# WORK INSTRUCTIONS
Extract the text of every entry below exactly; leave images out.

---+---

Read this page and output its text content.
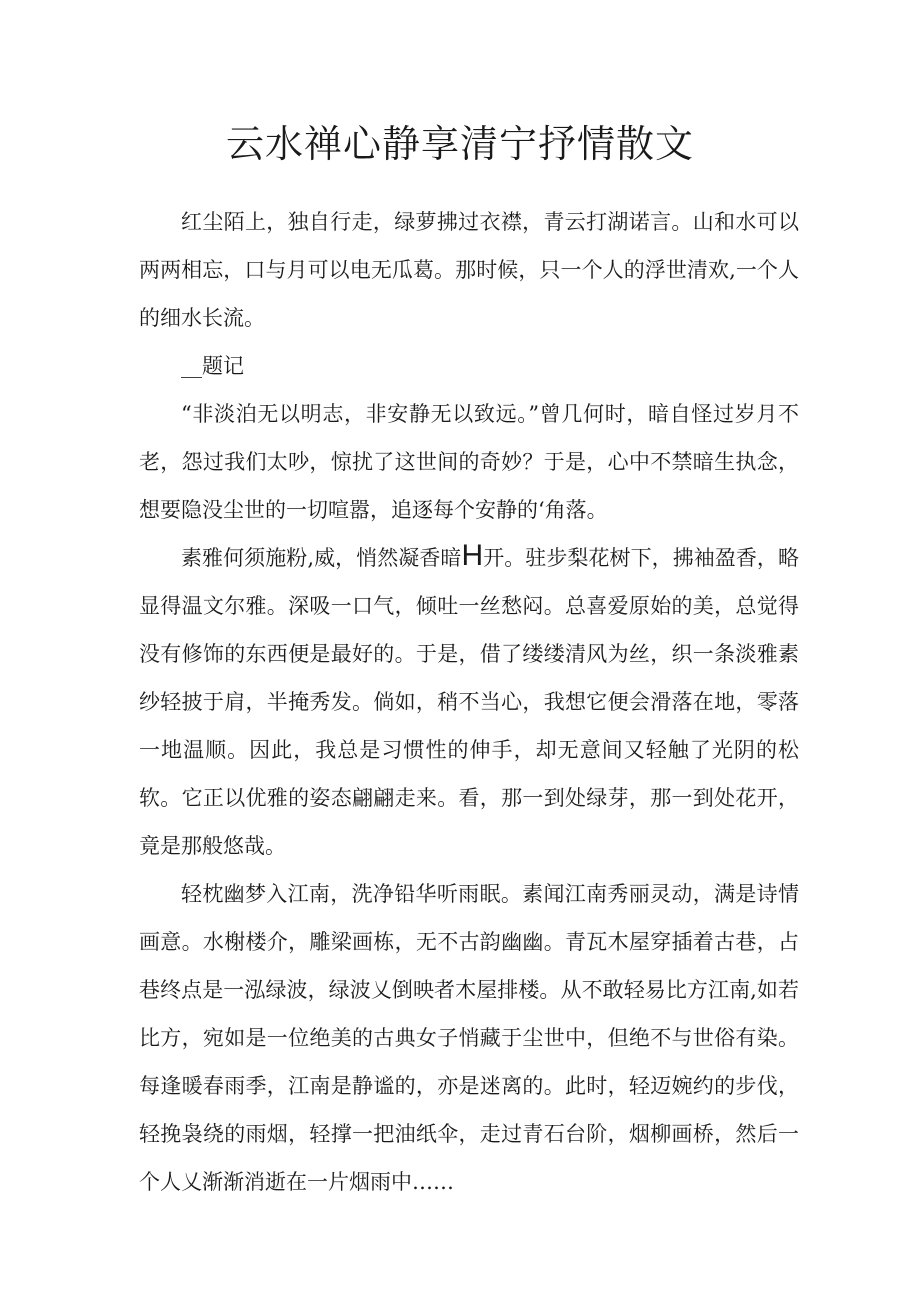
云水禅心静享清宁抒情散文

红尘陌上，独自行走，绿萝拂过衣襟，青云打湖诺言。山和水可以两两相忘，口与月可以电无瓜葛。那时候，只一个人的浮世清欢,一个人的细水长流。

__题记

“非淡泊无以明志，非安静无以致远。”曾几何时，暗自怪过岁月不老，怨过我们太吵，惊扰了这世间的奇妙？于是，心中不禁暗生执念，想要隐没尘世的一切喧嚣，追逐每个安静的‘角落。

素雅何须施粉,威，悄然凝香暗H开。驻步梨花树下，拂袖盈香，略显得温文尔雅。深吸一口气，倾吐一丝愁闷。总喜爱原始的美，总觉得没有修饰的东西便是最好的。于是，借了缕缕清风为丝，织一条淡雅素纱轻披于肩，半掩秀发。倘如，稍不当心，我想它便会滑落在地，零落一地温顺。因此，我总是习惯性的伸手，却无意间又轻触了光阴的松软。它正以优雅的姿态翩翩走来。看，那一到处绿芽，那一到处花开，竟是那般悠哉。

轻枕幽梦入江南，洗净铅华听雨眠。素闻江南秀丽灵动，满是诗情画意。水榭楼介，雕梁画栋，无不古韵幽幽。青瓦木屋穿插着古巷，占巷终点是一泓绿波，绿波乂倒映者木屋排楼。从不敢轻易比方江南,如若比方，宛如是一位绝美的古典女子悄藏于尘世中，但绝不与世俗有染。每逢暖春雨季，江南是静谧的，亦是迷离的。此时，轻迈婉约的步伐，轻挽袅绕的雨烟，轻撑一把油纸伞，走过青石台阶，烟柳画桥，然后一个人乂渐渐消逝在一片烟雨中……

---+---

# THE RESULT
Read this page and output its text content.
云水禅心静享清宁抒情散文

红尘陌上，独自行走，绿萝拂过衣襟，青云打湖诺言。山和水可以两两相忘，口与月可以电无瓜葛。那时候，只一个人的浮世清欢,一个人的细水长流。

__题记

“非淡泊无以明志，非安静无以致远。”曾几何时，暗自怪过岁月不老，怨过我们太吵，惊扰了这世间的奇妙？于是，心中不禁暗生执念，想要隐没尘世的一切喧嚣，追逐每个安静的‘角落。

素雅何须施粉,威，悄然凝香暗H开。驻步梨花树下，拂袖盈香，略显得温文尔雅。深吸一口气，倾吐一丝愁闷。总喜爱原始的美，总觉得没有修饰的东西便是最好的。于是，借了缕缕清风为丝，织一条淡雅素纱轻披于肩，半掩秀发。倘如，稍不当心，我想它便会滑落在地，零落一地温顺。因此，我总是习惯性的伸手，却无意间又轻触了光阴的松软。它正以优雅的姿态翩翩走来。看，那一到处绿芽，那一到处花开，竟是那般悠哉。

轻枕幽梦入江南，洗净铅华听雨眠。素闻江南秀丽灵动，满是诗情画意。水榭楼介，雕梁画栋，无不古韵幽幽。青瓦木屋穿插着古巷，占巷终点是一泓绿波，绿波乂倒映者木屋排楼。从不敢轻易比方江南,如若比方，宛如是一位绝美的古典女子悄藏于尘世中，但绝不与世俗有染。每逢暖春雨季，江南是静谧的，亦是迷离的。此时，轻迈婉约的步伐，轻挽袅绕的雨烟，轻撑一把油纸伞，走过青石台阶，烟柳画桥，然后一个人乂渐渐消逝在一片烟雨中……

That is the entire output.